======== VORLIEGENDER TEXT
Merkel unterstützt Draghi: Weg an EZB-Spitze frei

Berlin/Frankfurt (dpa) - Der Italiener Mario Draghi steht vor dem Sprung an die Spitze der Europäischen Zentralbank (EZB). Nach Frankreich und Italien unterstützt nun auch Deutschland eine Kandidatur des italienischen Notenbank-Präsidenten für den Chefposten der EZB.

Mit dieser Rückendeckung dürfte die Nachfolge von Amtsinhaber Jean-Claude Trichet geklärt sein - zumal Gegenkandidaten nicht in Sicht sind. Der Franzose scheidet Ende Oktober turnusmäßig als EZB-Präsident aus.

Vize-Regierungssprecher Christoph Steegmans sagte am Mittwoch in Berlin, die Bundesregierung würde den Italiener unterstützen, wenn er eine Kandidatur anmelde. Zuvor hatte Bundeskanzlerin Angela Merkel (CDU) erstmals Zustimmung für Draghi signalisiert. „Er steht unseren Vorstellungen von Stabilitätskultur und solidem Wirtschaften sehr nahe. Deutschland könnte eine Kandidatur von ihm für das Amt des EZB-Präsidenten unterstützen“, sagte sie der Wochenzeitung „Die Zeit“. Draghi sei eine sehr interessante und erfahrene Persönlichkeit.
================
======== ERFASSTE DATEN
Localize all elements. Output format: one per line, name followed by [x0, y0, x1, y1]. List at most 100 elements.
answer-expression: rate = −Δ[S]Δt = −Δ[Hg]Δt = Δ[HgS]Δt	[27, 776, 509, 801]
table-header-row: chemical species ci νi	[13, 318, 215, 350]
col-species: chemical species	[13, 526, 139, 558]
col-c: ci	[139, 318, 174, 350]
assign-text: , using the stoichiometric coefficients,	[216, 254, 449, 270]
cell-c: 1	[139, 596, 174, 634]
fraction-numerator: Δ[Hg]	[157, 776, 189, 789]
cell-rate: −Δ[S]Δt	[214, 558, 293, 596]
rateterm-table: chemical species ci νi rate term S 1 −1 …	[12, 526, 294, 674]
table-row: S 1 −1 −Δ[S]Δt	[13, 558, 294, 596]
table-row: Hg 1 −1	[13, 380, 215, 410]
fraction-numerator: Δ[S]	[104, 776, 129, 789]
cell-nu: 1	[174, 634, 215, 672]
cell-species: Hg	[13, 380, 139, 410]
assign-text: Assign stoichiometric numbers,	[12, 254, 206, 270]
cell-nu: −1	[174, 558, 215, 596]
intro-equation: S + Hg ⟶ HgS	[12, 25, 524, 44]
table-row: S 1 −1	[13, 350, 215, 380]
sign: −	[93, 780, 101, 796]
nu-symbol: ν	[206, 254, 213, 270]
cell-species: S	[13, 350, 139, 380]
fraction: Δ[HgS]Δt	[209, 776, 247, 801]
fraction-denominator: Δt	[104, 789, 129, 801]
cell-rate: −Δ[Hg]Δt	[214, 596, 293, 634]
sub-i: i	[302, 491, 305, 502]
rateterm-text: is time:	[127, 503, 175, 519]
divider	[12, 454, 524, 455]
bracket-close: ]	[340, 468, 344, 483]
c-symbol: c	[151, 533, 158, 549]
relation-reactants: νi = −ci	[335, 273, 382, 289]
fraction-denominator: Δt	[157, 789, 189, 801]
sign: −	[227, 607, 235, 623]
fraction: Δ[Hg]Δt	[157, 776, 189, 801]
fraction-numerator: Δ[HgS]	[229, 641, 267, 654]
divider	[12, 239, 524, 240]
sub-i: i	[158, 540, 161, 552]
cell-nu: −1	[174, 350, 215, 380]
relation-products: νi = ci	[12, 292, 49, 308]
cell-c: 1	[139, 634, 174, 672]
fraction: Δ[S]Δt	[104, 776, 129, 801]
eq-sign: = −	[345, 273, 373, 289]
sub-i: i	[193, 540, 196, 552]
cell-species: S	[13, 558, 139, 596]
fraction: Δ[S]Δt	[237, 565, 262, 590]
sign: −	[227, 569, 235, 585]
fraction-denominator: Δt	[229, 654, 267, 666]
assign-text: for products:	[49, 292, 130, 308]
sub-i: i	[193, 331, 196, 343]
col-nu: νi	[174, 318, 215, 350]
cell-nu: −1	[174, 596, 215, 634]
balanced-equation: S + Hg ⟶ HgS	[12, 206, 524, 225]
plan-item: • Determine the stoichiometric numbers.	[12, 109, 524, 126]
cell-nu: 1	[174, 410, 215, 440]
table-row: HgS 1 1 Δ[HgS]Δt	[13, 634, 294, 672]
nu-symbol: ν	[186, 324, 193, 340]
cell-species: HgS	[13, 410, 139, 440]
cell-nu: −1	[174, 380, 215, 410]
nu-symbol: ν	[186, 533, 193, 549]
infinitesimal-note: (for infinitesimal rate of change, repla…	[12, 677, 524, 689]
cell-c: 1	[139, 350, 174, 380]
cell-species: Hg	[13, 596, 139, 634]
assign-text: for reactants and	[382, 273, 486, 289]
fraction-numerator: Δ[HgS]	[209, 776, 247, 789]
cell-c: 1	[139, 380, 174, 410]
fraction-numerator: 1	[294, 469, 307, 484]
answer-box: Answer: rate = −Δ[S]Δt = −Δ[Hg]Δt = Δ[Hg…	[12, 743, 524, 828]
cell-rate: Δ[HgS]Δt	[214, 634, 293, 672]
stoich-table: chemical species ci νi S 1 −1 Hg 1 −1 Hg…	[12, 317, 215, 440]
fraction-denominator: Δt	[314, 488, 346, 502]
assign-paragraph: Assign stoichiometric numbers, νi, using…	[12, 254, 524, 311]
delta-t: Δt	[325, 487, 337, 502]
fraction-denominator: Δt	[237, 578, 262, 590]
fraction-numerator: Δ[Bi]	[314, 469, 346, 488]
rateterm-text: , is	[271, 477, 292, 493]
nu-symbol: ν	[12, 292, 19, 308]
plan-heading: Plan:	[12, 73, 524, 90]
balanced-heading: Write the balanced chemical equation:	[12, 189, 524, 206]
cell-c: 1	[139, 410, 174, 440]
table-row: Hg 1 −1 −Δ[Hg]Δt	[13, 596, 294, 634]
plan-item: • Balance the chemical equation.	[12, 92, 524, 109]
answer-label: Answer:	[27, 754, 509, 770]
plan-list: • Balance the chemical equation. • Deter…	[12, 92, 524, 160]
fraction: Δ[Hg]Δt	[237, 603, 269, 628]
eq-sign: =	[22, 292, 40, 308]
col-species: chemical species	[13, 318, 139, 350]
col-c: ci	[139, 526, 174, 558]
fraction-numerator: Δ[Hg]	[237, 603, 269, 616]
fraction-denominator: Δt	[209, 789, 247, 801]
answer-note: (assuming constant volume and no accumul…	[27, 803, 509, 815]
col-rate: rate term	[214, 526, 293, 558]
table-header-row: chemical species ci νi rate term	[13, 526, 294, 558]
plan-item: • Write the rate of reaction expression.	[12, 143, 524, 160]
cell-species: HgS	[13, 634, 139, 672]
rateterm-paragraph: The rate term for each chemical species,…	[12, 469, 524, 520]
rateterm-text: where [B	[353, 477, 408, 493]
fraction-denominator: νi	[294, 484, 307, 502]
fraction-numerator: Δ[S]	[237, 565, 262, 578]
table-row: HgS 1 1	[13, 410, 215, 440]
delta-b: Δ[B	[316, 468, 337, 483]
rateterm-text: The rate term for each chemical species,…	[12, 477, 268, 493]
================
▶ **ARBEITSAUFTRAG 1**:
Fassen Sie den Bericht über Draghis Kandidatur für die EZB-Spitze in zwei Sätzen zusammen.
▶ **ARBEITSAUFTRAG 2**:
Setzen Sie den Bericht über Draghis Kandidatur für die EZB-Spitze im Anschluss an seinen letzten Satz fort.

▶ **ANTWORT 1**:
Nach Frankreich und Italien unterstützt nun auch Deutschland eine Kandidatur des italienischen Notenbank-Präsidenten Mario Draghi für die Nachfolge von Jean-Claude Trichet, der Ende Oktober turnusmäßig als EZB-Präsident ausscheidet. Vize-Regierungssprecher Christoph Steegmans erklärte, die Bundesregierung würde Draghi bei einer Kandidatur unterstützen, und Bundeskanzlerin Angela Merkel sagte der „Zeit“, er stehe „unseren Vorstellungen von Stabilitätskultur und solidem Wirtschaften sehr nahe“.

▶ **ANTWORT 2**:
Zuvor hatten sich Merkel und der italienische Ministerpräsident Silvio Berlusconi zu europäischen Fragen abgestimmt. Bislang hatte sich Merkel mit einer Entscheidung zurückgehalten. Unter anderem geht es dem Vernehmen nach um entsprechende Gegenleistungen.

Ursprünglich wollte Deutschland den damaligen Bundesbank-Chef Axel Weber als obersten Währungshüter in der Eurozone installieren. Seine lautstarke Kritik an der Krisenpolitik der EZB, insbesondere im Zusammenhang mit dem Kauf von Staatsanleihen zur Rettung hoch verschuldeter Länder, isolierte Weber aber. Schließlich kündigte er überraschend seinen Rückzug als Bundesbank-Präsident an und gab damit auch eine mögliche Perspektive auf den EZB-Chefsessel auf.

Die Staats- und Regierungschefs der EU entscheiden bei ihrem nächsten Gipfel am 24. Juni in Brüssel über die Spitzenpersonalie. Erwartet wird, dass Italien Draghis Kandidatur schon beim Treffen der Euro- und EU-Finanzminister kommende Woche anmeldet.

Bereits Ende April hatte die „Bild“-Zeitung geschrieben, Merkel habe nach Weber Rückzug alle Pläne aufgegeben, einen deutschen Kandidaten ins Rennen zu schicken. Mit Draghi solle nun der „deutscheste aller verbliebenen Kandidaten“ unterstützt werden.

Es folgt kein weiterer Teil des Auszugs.